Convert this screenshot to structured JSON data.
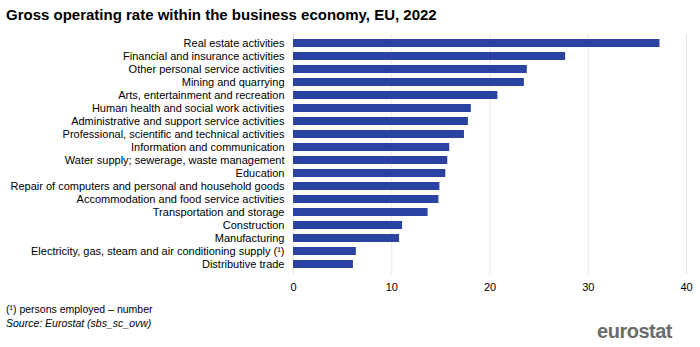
{
  "chart_data": {
    "type": "bar",
    "orientation": "horizontal",
    "title": "Gross operating rate within the business economy, EU, 2022",
    "categories": [
      "Real estate activities",
      "Financial and insurance activities",
      "Other personal service activities",
      "Mining and quarrying",
      "Arts, entertainment and recreation",
      "Human health and social work activities",
      "Administrative and support service activities",
      "Professional, scientific and technical activities",
      "Information and communication",
      "Water supply; sewerage, waste management",
      "Education",
      "Repair of computers and personal and household goods",
      "Accommodation and food service activities",
      "Transportation and storage",
      "Construction",
      "Manufacturing",
      "Electricity, gas, steam and air conditioning supply (¹)",
      "Distributive trade"
    ],
    "values": [
      37.3,
      27.7,
      23.8,
      23.5,
      20.8,
      18.1,
      17.8,
      17.4,
      15.9,
      15.7,
      15.5,
      14.9,
      14.8,
      13.7,
      11.1,
      10.8,
      6.4,
      6.1
    ],
    "color": "#2a43a3",
    "xlim": [
      0,
      40
    ],
    "xticks": [
      0,
      10,
      20,
      30,
      40
    ],
    "grid": true,
    "notes": [
      "(¹) persons employed – number",
      "Source: Eurostat (sbs_sc_ovw)"
    ],
    "logo": "eurostat"
  }
}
◆ ◆ ◆ ◆ ◆
Search the lines above for the string "supply", then show every one that has it.

# [Answer to the problem]
      "Water supply; sewerage, waste management",
      "Electricity, gas, steam and air conditioning supply (¹)",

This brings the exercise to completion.